DATA LINES:
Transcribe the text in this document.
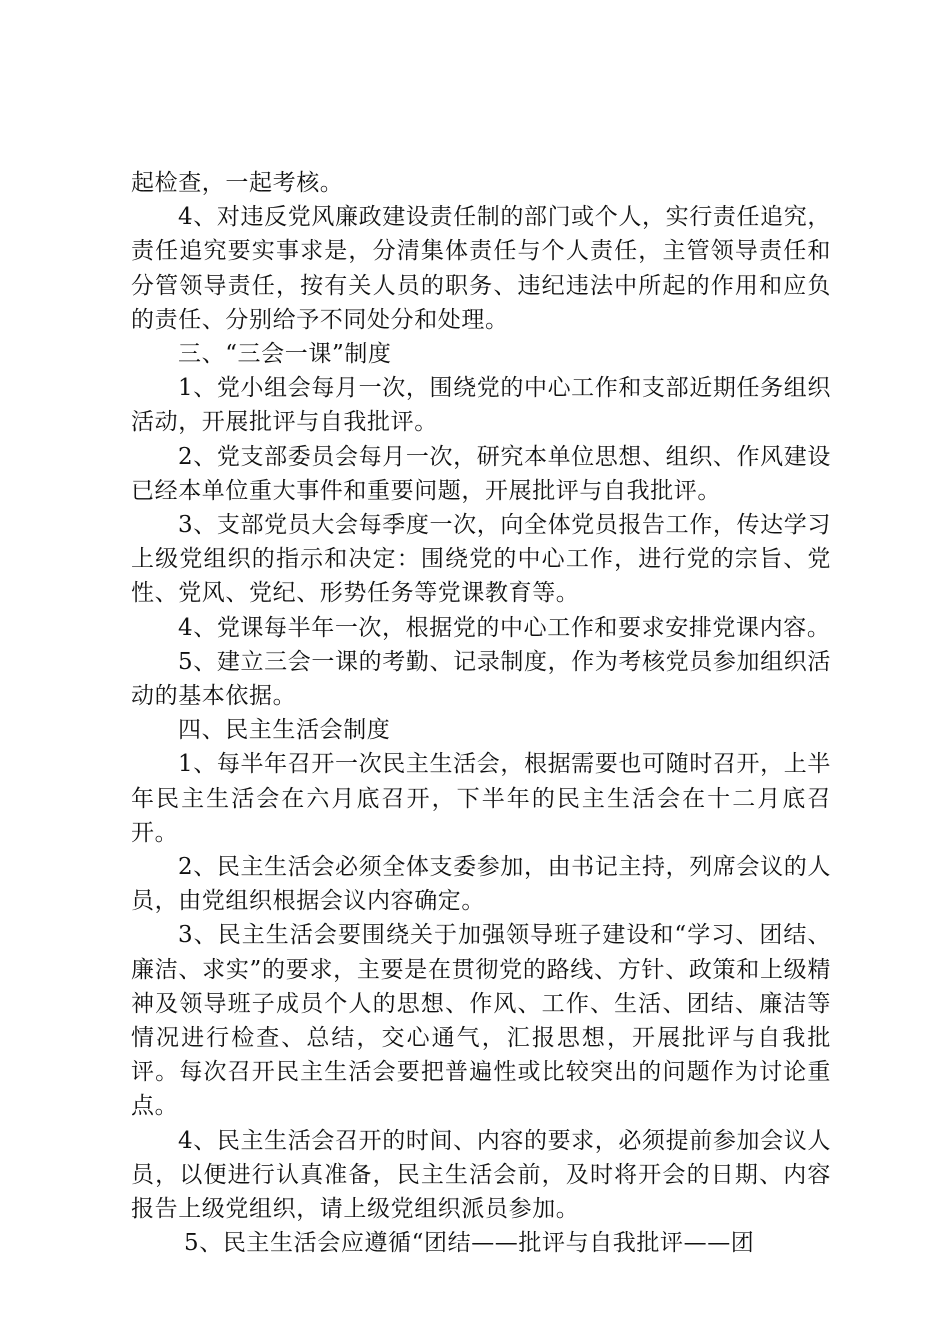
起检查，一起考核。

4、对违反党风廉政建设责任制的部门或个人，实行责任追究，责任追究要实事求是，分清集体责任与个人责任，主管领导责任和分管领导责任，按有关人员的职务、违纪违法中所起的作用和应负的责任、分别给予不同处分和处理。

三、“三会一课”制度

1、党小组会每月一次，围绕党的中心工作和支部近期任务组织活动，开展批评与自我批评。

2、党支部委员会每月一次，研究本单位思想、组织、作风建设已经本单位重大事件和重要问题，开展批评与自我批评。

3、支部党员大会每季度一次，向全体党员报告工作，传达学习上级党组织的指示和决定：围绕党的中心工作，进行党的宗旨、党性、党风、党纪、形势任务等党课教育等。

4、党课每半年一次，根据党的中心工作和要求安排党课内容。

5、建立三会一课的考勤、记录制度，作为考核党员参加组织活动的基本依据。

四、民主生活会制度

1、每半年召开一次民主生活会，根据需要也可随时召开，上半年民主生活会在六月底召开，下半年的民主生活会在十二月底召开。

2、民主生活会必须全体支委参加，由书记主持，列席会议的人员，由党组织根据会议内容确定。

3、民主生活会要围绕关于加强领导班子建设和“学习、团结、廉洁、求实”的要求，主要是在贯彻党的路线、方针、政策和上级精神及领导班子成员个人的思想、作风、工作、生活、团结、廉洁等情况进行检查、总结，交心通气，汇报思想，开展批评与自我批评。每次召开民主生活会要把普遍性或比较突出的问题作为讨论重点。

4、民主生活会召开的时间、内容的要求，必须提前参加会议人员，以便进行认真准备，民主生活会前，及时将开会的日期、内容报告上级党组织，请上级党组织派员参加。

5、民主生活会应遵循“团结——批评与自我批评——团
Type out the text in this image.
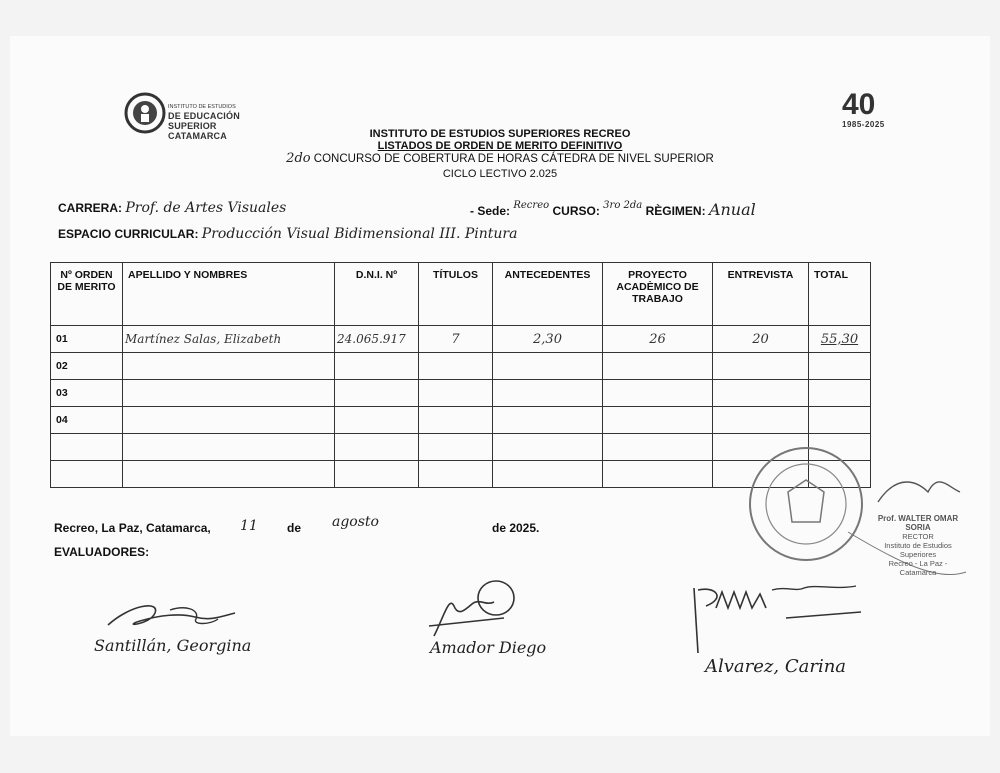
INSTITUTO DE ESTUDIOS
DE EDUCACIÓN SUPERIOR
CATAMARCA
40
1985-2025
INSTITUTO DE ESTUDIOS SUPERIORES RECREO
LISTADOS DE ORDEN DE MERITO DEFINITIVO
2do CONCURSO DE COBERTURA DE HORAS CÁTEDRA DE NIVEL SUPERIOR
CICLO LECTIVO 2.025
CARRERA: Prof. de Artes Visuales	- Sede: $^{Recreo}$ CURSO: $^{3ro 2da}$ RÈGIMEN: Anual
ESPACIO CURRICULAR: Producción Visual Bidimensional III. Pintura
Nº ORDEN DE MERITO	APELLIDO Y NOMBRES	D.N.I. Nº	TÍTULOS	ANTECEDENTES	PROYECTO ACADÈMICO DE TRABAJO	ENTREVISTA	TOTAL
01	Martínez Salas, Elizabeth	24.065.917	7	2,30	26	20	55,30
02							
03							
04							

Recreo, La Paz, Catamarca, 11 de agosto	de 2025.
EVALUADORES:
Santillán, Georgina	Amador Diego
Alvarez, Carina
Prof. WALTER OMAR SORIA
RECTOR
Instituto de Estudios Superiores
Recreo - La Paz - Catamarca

INSTRUCTIONS TO FOLLOW: Copy every line of the listing that contains the word "text".

COMPLETE OUTPUT:
Transcribe the text in this document.
Type out the text in this image.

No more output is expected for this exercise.